--- Start ---
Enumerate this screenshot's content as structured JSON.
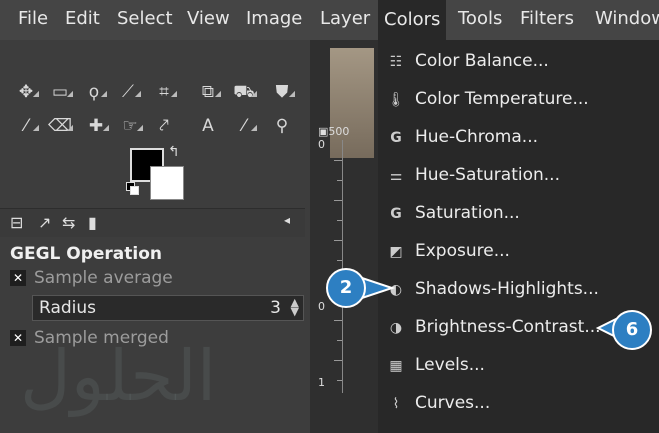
{
  "menubar": {
    "items": [
      "File",
      "Edit",
      "Select",
      "View",
      "Image",
      "Layer",
      "Colors",
      "Tools",
      "Filters",
      "Window"
    ],
    "active": "Colors"
  },
  "tool_options": {
    "title": "GEGL Operation",
    "sample_average": "Sample average",
    "radius_label": "Radius",
    "radius_value": "3",
    "sample_merged": "Sample merged"
  },
  "ruler": {
    "top_label": "500",
    "zero_left": "0",
    "zero_mid": "0",
    "one": "1"
  },
  "colors_menu": {
    "items": [
      {
        "label": "Color Balance...",
        "icon": "color-balance-icon"
      },
      {
        "label": "Color Temperature...",
        "icon": "thermometer-icon"
      },
      {
        "label": "Hue-Chroma...",
        "icon": "g-icon"
      },
      {
        "label": "Hue-Saturation...",
        "icon": "hue-saturation-icon"
      },
      {
        "label": "Saturation...",
        "icon": "g-icon"
      },
      {
        "label": "Exposure...",
        "icon": "exposure-icon"
      },
      {
        "label": "Shadows-Highlights...",
        "icon": "shadows-highlights-icon"
      },
      {
        "label": "Brightness-Contrast...",
        "icon": "brightness-contrast-icon"
      },
      {
        "label": "Levels...",
        "icon": "levels-icon"
      },
      {
        "label": "Curves...",
        "icon": "curves-icon"
      }
    ]
  },
  "callouts": {
    "step_a": "2",
    "step_b": "6"
  },
  "colors": {
    "callout_blue": "#2d7fc2",
    "menu_bg": "#282828",
    "fg_color": "#000000",
    "bg_color": "#ffffff"
  }
}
--- End ---
REQUIREMENT:
Pull out each line of the entries that contains "icon".

RESULT OF THIS EXERCISE:
        "icon": "color-balance-icon"
        "icon": "thermometer-icon"
        "icon": "g-icon"
        "icon": "hue-saturation-icon"
        "icon": "g-icon"
        "icon": "exposure-icon"
        "icon": "shadows-highlights-icon"
        "icon": "brightness-contrast-icon"
        "icon": "levels-icon"
        "icon": "curves-icon"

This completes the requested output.